Required task:
Copy all of the material below exactly.

Supplied data:
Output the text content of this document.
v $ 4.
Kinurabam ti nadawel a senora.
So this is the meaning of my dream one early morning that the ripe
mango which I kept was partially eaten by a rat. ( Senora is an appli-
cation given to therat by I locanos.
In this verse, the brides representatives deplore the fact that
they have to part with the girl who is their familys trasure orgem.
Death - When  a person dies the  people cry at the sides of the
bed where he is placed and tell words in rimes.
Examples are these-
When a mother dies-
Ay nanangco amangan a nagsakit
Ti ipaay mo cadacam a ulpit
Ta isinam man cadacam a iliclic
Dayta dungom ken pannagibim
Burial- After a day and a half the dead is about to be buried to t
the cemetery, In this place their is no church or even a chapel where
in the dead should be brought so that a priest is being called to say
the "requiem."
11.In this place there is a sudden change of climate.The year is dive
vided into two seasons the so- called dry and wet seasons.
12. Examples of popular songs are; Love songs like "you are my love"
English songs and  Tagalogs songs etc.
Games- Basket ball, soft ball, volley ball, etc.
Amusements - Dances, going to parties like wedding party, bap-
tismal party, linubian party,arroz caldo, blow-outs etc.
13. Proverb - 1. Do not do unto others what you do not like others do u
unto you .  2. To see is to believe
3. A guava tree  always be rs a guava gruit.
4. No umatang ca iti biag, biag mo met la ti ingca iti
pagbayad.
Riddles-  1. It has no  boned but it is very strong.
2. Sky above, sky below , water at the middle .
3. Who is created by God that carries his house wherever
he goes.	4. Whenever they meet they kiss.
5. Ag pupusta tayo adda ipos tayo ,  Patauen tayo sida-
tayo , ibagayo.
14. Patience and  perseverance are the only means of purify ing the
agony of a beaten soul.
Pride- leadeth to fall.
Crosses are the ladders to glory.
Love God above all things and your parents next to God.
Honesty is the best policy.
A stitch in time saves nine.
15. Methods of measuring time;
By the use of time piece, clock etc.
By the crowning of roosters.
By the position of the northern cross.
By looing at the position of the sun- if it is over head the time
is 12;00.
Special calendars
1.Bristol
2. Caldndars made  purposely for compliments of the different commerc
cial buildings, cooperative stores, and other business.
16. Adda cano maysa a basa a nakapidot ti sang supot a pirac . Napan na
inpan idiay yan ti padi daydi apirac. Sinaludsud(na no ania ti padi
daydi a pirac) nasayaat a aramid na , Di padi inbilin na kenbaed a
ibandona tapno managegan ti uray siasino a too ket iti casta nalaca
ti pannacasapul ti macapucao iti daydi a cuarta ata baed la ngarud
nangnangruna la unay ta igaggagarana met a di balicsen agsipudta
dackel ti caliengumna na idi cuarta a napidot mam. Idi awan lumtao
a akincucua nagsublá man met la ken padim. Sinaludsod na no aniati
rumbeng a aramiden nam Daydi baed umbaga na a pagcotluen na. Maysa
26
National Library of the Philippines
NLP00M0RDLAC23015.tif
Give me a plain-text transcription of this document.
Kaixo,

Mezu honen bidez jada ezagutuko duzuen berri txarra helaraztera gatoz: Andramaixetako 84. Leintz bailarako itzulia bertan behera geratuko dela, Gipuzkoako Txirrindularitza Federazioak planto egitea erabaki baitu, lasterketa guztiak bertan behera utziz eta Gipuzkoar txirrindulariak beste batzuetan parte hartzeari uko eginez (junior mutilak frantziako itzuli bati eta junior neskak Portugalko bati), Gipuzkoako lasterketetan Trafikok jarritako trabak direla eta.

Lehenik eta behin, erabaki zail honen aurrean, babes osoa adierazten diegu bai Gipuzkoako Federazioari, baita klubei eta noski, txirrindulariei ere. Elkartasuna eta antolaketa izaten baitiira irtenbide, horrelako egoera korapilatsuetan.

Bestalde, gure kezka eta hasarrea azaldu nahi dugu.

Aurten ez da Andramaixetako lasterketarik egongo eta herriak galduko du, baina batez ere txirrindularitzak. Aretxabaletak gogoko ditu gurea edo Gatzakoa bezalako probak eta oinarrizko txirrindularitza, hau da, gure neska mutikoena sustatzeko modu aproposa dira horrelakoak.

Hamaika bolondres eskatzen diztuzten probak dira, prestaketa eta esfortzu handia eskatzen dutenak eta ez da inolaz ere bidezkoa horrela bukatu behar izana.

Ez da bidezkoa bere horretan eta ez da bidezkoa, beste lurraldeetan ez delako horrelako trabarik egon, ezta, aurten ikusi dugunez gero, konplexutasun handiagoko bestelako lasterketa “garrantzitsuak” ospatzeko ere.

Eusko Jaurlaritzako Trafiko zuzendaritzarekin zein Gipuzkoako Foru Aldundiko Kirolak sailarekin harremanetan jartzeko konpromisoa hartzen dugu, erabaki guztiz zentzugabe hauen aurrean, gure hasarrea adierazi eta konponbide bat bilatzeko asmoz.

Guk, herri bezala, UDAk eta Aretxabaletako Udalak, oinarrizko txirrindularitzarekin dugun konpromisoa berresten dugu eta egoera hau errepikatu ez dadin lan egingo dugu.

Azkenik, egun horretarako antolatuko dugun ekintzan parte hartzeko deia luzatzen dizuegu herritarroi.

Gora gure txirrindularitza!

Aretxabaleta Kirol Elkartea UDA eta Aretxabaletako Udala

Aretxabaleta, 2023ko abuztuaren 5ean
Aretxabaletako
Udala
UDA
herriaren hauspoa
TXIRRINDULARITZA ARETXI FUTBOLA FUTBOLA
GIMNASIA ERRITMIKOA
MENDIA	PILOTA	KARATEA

Response:
Output the text content of this document.
v $ 4.
Kinurabam ti nadawel a senora.
So this is the meaning of my dream one early morning that the ripe
mango which I kept was partially eaten by a rat. ( Senora is an appli-
cation given to therat by I locanos.
In this verse, the brides representatives deplore the fact that
they have to part with the girl who is their familys trasure orgem.
Death - When  a person dies the  people cry at the sides of the
bed where he is placed and tell words in rimes.
Examples are these-
When a mother dies-
Ay nanangco amangan a nagsakit
Ti ipaay mo cadacam a ulpit
Ta isinam man cadacam a iliclic
Dayta dungom ken pannagibim
Burial- After a day and a half the dead is about to be buried to t
the cemetery, In this place their is no church or even a chapel where
in the dead should be brought so that a priest is being called to say
the "requiem."
11.In this place there is a sudden change of climate.The year is dive
vided into two seasons the so- called dry and wet seasons.
12. Examples of popular songs are; Love songs like "you are my love"
English songs and  Tagalogs songs etc.
Games- Basket ball, soft ball, volley ball, etc.
Amusements - Dances, going to parties like wedding party, bap-
tismal party, linubian party,arroz caldo, blow-outs etc.
13. Proverb - 1. Do not do unto others what you do not like others do u
unto you .  2. To see is to believe
3. A guava tree  always be rs a guava gruit.
4. No umatang ca iti biag, biag mo met la ti ingca iti
pagbayad.
Riddles-  1. It has no  boned but it is very strong.
2. Sky above, sky below , water at the middle .
3. Who is created by God that carries his house wherever
he goes.	4. Whenever they meet they kiss.
5. Ag pupusta tayo adda ipos tayo ,  Patauen tayo sida-
tayo , ibagayo.
14. Patience and  perseverance are the only means of purify ing the
agony of a beaten soul.
Pride- leadeth to fall.
Crosses are the ladders to glory.
Love God above all things and your parents next to God.
Honesty is the best policy.
A stitch in time saves nine.
15. Methods of measuring time;
By the use of time piece, clock etc.
By the crowning of roosters.
By the position of the northern cross.
By looing at the position of the sun- if it is over head the time
is 12;00.
Special calendars
1.Bristol
2. Caldndars made  purposely for compliments of the different commerc
cial buildings, cooperative stores, and other business.
16. Adda cano maysa a basa a nakapidot ti sang supot a pirac . Napan na
inpan idiay yan ti padi daydi apirac. Sinaludsud(na no ania ti padi
daydi a pirac) nasayaat a aramid na , Di padi inbilin na kenbaed a
ibandona tapno managegan ti uray siasino a too ket iti casta nalaca
ti pannacasapul ti macapucao iti daydi a cuarta ata baed la ngarud
nangnangruna la unay ta igaggagarana met a di balicsen agsipudta
dackel ti caliengumna na idi cuarta a napidot mam. Idi awan lumtao
a akincucua nagsublá man met la ken padim. Sinaludsod na no aniati
rumbeng a aramiden nam Daydi baed umbaga na a pagcotluen na. Maysa
26
National Library of the Philippines
NLP00M0RDLAC23015.tif
Give me a plain-text transcription of this document.
Kaixo,

Mezu honen bidez jada ezagutuko duzuen berri txarra helaraztera gatoz: Andramaixetako 84. Leintz bailarako itzulia bertan behera geratuko dela, Gipuzkoako Txirrindularitza Federazioak planto egitea erabaki baitu, lasterketa guztiak bertan behera utziz eta Gipuzkoar txirrindulariak beste batzuetan parte hartzeari uko eginez (junior mutilak frantziako itzuli bati eta junior neskak Portugalko bati), Gipuzkoako lasterketetan Trafikok jarritako trabak direla eta.

Lehenik eta behin, erabaki zail honen aurrean, babes osoa adierazten diegu bai Gipuzkoako Federazioari, baita klubei eta noski, txirrindulariei ere. Elkartasuna eta antolaketa izaten baitiira irtenbide, horrelako egoera korapilatsuetan.

Bestalde, gure kezka eta hasarrea azaldu nahi dugu.

Aurten ez da Andramaixetako lasterketarik egongo eta herriak galduko du, baina batez ere txirrindularitzak. Aretxabaletak gogoko ditu gurea edo Gatzakoa bezalako probak eta oinarrizko txirrindularitza, hau da, gure neska mutikoena sustatzeko modu aproposa dira horrelakoak.

Hamaika bolondres eskatzen diztuzten probak dira, prestaketa eta esfortzu handia eskatzen dutenak eta ez da inolaz ere bidezkoa horrela bukatu behar izana.

Ez da bidezkoa bere horretan eta ez da bidezkoa, beste lurraldeetan ez delako horrelako trabarik egon, ezta, aurten ikusi dugunez gero, konplexutasun handiagoko bestelako lasterketa “garrantzitsuak” ospatzeko ere.

Eusko Jaurlaritzako Trafiko zuzendaritzarekin zein Gipuzkoako Foru Aldundiko Kirolak sailarekin harremanetan jartzeko konpromisoa hartzen dugu, erabaki guztiz zentzugabe hauen aurrean, gure hasarrea adierazi eta konponbide bat bilatzeko asmoz.

Guk, herri bezala, UDAk eta Aretxabaletako Udalak, oinarrizko txirrindularitzarekin dugun konpromisoa berresten dugu eta egoera hau errepikatu ez dadin lan egingo dugu.

Azkenik, egun horretarako antolatuko dugun ekintzan parte hartzeko deia luzatzen dizuegu herritarroi.

Gora gure txirrindularitza!

Aretxabaleta Kirol Elkartea UDA eta Aretxabaletako Udala

Aretxabaleta, 2023ko abuztuaren 5ean
Aretxabaletako
Udala
UDA
herriaren hauspoa
TXIRRINDULARITZA ARETXI FUTBOLA FUTBOLA
GIMNASIA ERRITMIKOA
MENDIA	PILOTA	KARATEA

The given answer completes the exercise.